- Problem to solve -
Select every line below containing the word "Swinton".
┌─ Data to process
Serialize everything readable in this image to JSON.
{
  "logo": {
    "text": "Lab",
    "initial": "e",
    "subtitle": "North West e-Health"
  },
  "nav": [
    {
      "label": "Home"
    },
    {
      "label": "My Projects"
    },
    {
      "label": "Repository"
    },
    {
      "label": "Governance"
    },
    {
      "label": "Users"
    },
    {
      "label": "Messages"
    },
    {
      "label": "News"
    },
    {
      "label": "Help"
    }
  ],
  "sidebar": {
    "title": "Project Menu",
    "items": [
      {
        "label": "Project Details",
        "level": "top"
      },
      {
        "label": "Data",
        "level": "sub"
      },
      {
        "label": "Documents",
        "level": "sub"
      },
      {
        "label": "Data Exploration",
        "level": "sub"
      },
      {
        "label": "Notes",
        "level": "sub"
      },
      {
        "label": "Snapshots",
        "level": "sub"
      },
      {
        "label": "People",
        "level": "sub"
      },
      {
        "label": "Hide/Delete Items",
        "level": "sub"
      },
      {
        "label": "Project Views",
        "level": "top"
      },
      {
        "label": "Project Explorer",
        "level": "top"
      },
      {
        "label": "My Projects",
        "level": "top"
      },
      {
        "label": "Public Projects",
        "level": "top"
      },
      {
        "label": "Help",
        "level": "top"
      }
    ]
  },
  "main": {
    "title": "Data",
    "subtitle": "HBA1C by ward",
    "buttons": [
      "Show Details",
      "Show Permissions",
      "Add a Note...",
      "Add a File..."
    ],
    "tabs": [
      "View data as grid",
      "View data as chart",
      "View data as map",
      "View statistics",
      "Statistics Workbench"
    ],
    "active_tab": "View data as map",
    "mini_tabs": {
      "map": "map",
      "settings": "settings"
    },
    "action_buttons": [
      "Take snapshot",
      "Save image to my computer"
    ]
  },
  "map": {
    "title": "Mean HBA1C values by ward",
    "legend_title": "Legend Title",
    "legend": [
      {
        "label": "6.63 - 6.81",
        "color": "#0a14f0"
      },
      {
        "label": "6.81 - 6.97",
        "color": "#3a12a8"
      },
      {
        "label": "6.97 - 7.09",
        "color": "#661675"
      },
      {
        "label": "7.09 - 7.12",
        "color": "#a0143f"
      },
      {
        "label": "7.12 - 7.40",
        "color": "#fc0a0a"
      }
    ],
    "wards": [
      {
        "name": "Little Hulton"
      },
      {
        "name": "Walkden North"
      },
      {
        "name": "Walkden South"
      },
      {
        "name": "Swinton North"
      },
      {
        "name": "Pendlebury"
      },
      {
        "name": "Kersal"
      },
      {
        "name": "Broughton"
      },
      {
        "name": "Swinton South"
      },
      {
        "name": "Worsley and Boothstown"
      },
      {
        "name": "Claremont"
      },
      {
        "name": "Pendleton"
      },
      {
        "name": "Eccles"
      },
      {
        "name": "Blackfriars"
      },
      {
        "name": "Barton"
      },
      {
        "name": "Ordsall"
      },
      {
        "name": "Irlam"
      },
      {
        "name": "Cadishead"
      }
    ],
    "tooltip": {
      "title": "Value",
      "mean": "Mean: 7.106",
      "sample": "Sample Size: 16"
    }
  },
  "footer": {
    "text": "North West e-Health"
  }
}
└─
- Task answer -
        "name": "Swinton North"
        "name": "Swinton South"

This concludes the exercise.